#### INFORMATION GIVEN ####
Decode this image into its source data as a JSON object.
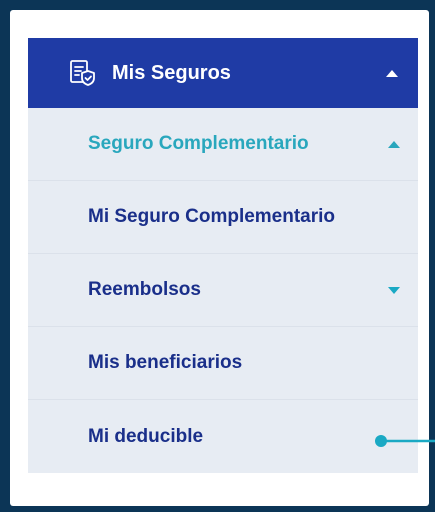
{
  "menu": {
    "header": {
      "label": "Mis Seguros",
      "icon": "insurance-document-shield-icon",
      "expanded": true
    },
    "items": [
      {
        "label": "Seguro Complementario",
        "active": true,
        "expanded": true
      },
      {
        "label": "Mi Seguro Complementario"
      },
      {
        "label": "Reembolsos",
        "expanded": false
      },
      {
        "label": "Mis beneficiarios"
      },
      {
        "label": "Mi deducible"
      }
    ]
  },
  "colors": {
    "background": "#0c3556",
    "header": "#1f3ba5",
    "submenu": "#e7ecf3",
    "item_text": "#1a2f8a",
    "active_text": "#29a7bd",
    "pointer": "#1aa9c4"
  }
}
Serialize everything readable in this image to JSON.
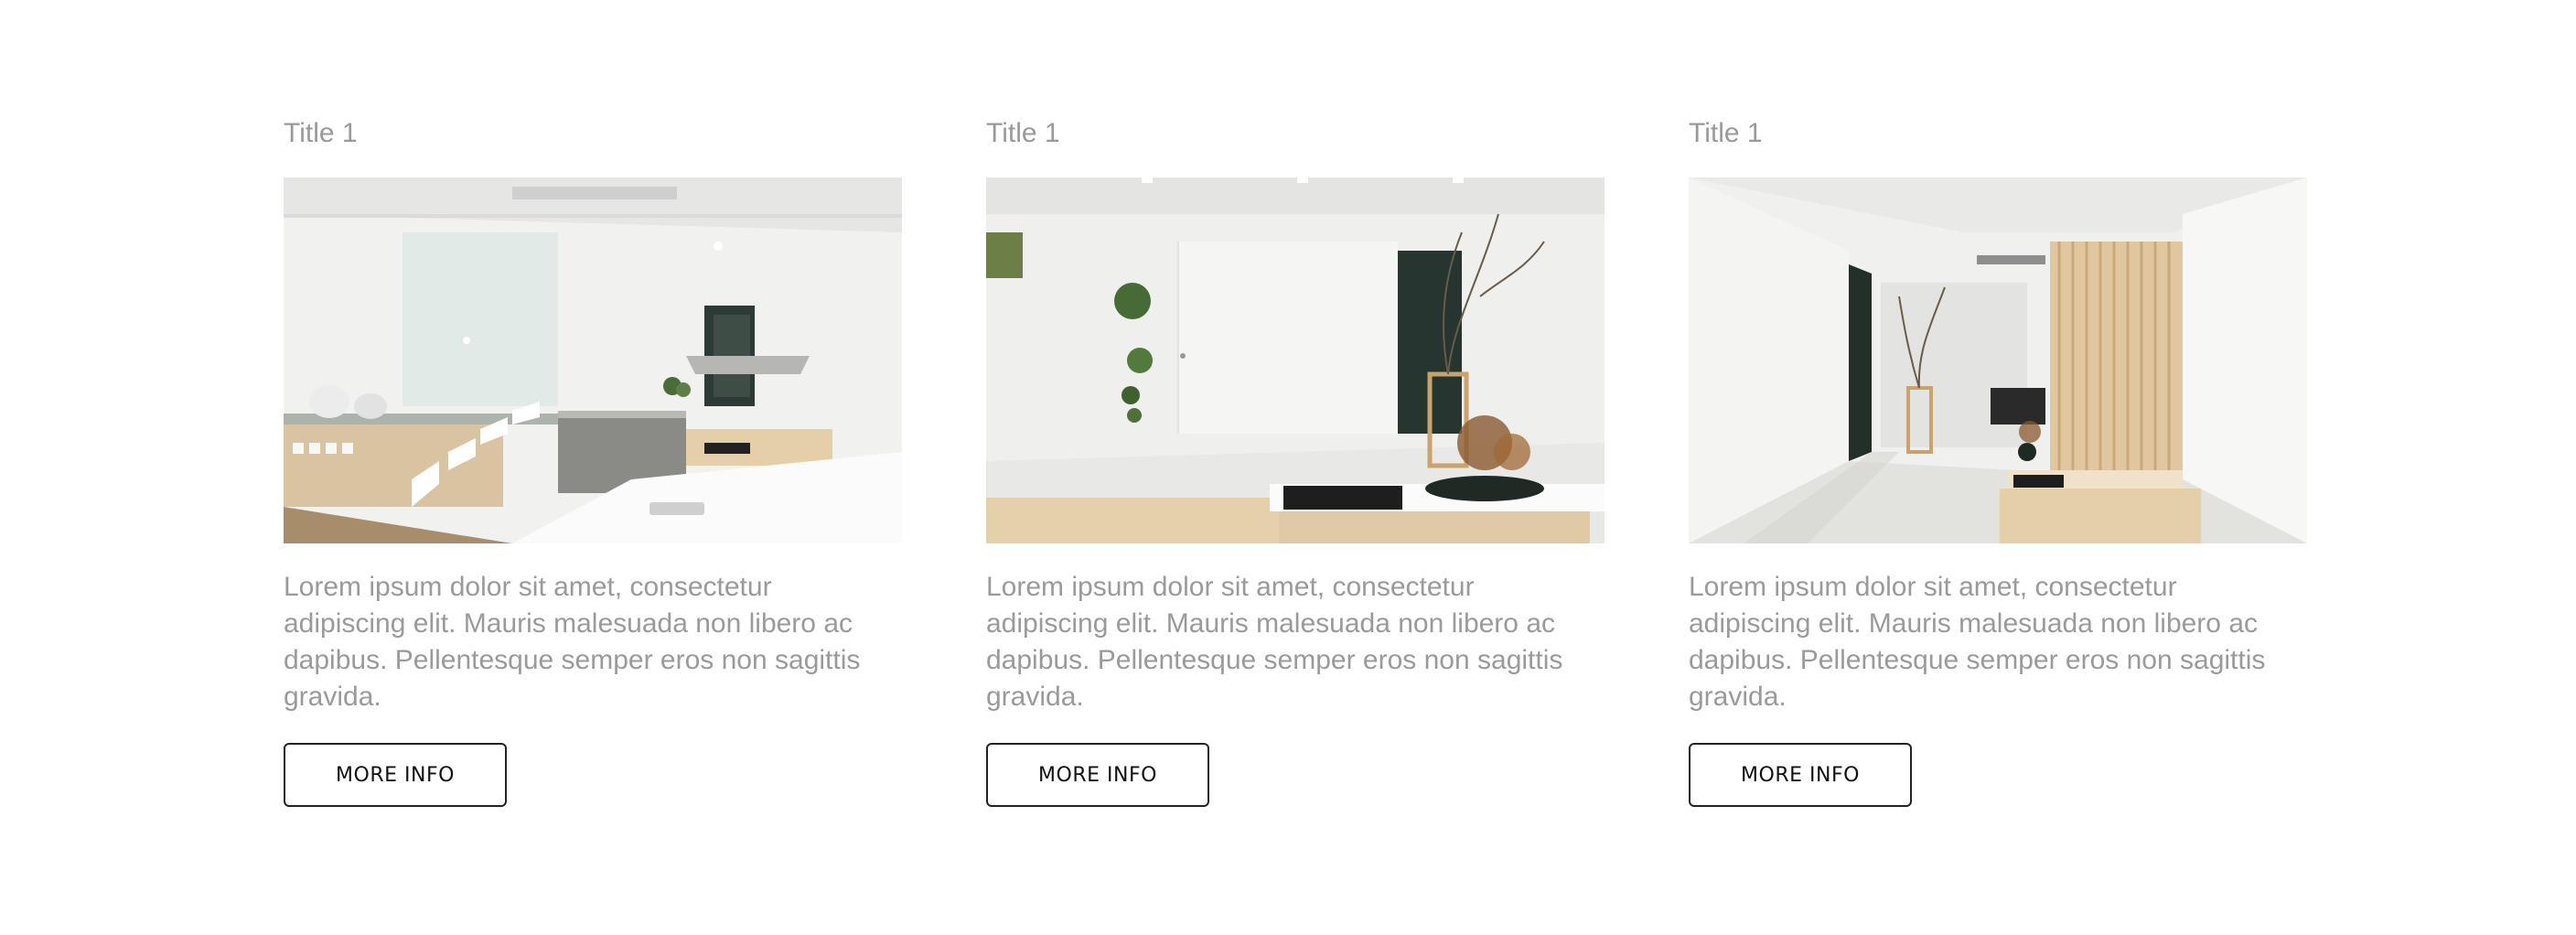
{
  "cards": [
    {
      "title": "Title 1",
      "image_alt": "Modern white kitchen interior with floating staircase",
      "text": "Lorem ipsum dolor sit amet, consectetur adipiscing elit. Mauris malesuada non libero ac dapibus. Pellentesque semper eros non sagittis gravida.",
      "button_label": "MORE INFO"
    },
    {
      "title": "Title 1",
      "image_alt": "Minimalist white room with plant arrangement",
      "text": "Lorem ipsum dolor sit amet, consectetur adipiscing elit. Mauris malesuada non libero ac dapibus. Pellentesque semper eros non sagittis gravida.",
      "button_label": "MORE INFO"
    },
    {
      "title": "Title 1",
      "image_alt": "White hallway with wooden slat screen",
      "text": "Lorem ipsum dolor sit amet, consectetur adipiscing elit. Mauris malesuada non libero ac dapibus. Pellentesque semper eros non sagittis gravida.",
      "button_label": "MORE INFO"
    }
  ]
}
####
AIM OF THE TASK: Quote the entries in full. Any image among them is to be omitted from the copy.

SOLVED EXERCISE:
Decode this image into its source data as a JSON object.
{
  "menu": {
    "header": {
      "label": "Mis Seguros",
      "icon": "insurance-document-shield-icon",
      "expanded": true
    },
    "items": [
      {
        "label": "Seguro Complementario",
        "active": true,
        "expanded": true
      },
      {
        "label": "Mi Seguro Complementario"
      },
      {
        "label": "Reembolsos",
        "expanded": false
      },
      {
        "label": "Mis beneficiarios"
      },
      {
        "label": "Mi deducible"
      }
    ]
  },
  "colors": {
    "background": "#0c3556",
    "header": "#1f3ba5",
    "submenu": "#e7ecf3",
    "item_text": "#1a2f8a",
    "active_text": "#29a7bd",
    "pointer": "#1aa9c4"
  }
}
Serialize everything readable in this image to JSON.
{
  "cards": [
    {
      "title": "Title 1",
      "image_alt": "Modern white kitchen interior with floating staircase",
      "text": "Lorem ipsum dolor sit amet, consectetur adipiscing elit. Mauris malesuada non libero ac dapibus. Pellentesque semper eros non sagittis gravida.",
      "button_label": "MORE INFO"
    },
    {
      "title": "Title 1",
      "image_alt": "Minimalist white room with plant arrangement",
      "text": "Lorem ipsum dolor sit amet, consectetur adipiscing elit. Mauris malesuada non libero ac dapibus. Pellentesque semper eros non sagittis gravida.",
      "button_label": "MORE INFO"
    },
    {
      "title": "Title 1",
      "image_alt": "White hallway with wooden slat screen",
      "text": "Lorem ipsum dolor sit amet, consectetur adipiscing elit. Mauris malesuada non libero ac dapibus. Pellentesque semper eros non sagittis gravida.",
      "button_label": "MORE INFO"
    }
  ]
}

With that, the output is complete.